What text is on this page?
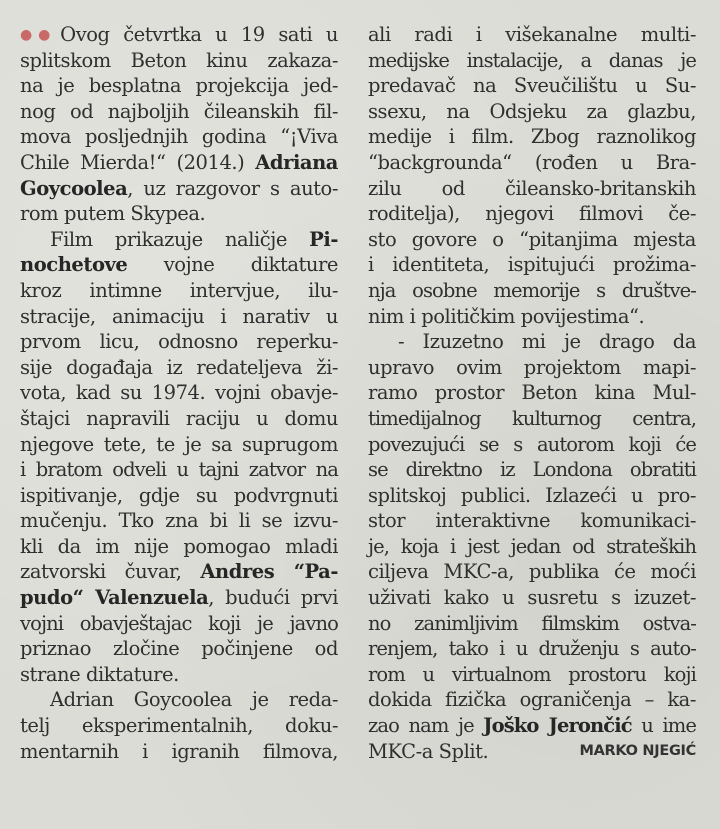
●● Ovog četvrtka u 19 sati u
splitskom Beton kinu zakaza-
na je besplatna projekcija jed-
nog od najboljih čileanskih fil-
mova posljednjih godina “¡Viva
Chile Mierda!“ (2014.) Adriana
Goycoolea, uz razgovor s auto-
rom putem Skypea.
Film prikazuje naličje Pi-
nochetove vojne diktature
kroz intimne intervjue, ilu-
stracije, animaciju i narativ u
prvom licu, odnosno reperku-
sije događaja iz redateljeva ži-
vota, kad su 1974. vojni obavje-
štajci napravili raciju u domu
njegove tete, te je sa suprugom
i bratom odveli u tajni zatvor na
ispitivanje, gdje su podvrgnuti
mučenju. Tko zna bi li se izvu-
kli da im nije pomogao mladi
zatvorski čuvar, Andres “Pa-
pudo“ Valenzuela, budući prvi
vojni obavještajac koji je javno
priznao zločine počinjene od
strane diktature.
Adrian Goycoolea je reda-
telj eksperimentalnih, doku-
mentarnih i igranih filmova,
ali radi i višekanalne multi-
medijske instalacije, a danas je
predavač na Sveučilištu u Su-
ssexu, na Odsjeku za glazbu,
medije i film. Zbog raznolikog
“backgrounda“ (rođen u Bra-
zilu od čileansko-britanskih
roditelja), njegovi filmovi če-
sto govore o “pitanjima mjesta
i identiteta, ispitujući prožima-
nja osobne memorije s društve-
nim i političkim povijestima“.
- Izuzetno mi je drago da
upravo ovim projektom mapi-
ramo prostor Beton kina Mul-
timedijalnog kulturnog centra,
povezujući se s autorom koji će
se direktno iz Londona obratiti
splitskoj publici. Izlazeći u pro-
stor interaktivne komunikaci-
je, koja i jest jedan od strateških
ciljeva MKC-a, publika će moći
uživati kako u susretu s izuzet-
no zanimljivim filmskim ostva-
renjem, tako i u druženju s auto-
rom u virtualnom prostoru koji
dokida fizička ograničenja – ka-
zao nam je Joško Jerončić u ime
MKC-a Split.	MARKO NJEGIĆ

####

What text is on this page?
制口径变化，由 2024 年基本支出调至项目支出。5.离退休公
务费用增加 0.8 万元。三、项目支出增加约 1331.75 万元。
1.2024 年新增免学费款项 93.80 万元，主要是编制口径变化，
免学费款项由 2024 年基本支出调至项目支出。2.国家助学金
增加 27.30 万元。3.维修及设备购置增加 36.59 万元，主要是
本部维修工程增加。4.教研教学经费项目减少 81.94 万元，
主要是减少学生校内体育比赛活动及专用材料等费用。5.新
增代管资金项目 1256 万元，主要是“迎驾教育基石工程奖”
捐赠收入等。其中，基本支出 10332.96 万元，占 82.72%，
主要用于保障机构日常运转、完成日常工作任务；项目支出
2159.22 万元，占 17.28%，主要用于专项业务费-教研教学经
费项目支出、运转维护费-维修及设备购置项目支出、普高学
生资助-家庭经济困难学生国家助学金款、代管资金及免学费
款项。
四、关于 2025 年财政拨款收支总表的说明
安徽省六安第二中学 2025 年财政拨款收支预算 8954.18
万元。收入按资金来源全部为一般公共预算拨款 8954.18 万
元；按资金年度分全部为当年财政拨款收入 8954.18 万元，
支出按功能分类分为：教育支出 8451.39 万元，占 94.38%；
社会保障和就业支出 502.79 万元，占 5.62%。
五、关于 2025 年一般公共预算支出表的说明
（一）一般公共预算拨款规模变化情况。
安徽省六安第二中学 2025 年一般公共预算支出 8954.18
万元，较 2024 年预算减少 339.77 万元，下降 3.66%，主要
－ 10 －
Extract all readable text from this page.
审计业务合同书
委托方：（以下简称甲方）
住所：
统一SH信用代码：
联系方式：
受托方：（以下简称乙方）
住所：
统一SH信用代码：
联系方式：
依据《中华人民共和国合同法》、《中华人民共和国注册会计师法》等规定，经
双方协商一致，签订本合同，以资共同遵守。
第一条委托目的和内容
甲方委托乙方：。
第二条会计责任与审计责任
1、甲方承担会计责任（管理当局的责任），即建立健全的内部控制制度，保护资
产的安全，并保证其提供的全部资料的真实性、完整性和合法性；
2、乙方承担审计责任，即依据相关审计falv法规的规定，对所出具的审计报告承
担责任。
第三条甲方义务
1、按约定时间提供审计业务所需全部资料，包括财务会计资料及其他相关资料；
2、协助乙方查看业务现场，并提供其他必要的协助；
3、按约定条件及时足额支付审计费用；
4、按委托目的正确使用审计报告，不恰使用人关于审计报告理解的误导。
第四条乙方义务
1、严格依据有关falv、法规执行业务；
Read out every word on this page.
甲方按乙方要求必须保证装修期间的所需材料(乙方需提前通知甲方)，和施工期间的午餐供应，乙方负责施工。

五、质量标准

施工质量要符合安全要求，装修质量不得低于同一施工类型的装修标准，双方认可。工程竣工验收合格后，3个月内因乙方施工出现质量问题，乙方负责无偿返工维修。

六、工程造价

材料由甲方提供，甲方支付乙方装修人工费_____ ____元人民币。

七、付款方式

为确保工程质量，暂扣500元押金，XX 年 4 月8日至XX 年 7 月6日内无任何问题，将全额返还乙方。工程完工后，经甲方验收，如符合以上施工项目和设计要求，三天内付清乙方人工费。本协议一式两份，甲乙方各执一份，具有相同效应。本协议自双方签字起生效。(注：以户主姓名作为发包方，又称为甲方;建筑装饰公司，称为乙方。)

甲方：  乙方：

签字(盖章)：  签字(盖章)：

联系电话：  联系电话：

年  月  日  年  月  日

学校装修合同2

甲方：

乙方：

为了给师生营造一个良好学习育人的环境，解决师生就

####

THE REQUEST
Extract every line from the records above that contains the word "this".

THE OUTPUT
What text is on this page?
What text is on this page?
Extract all readable text from this page.
Read out every word on this page.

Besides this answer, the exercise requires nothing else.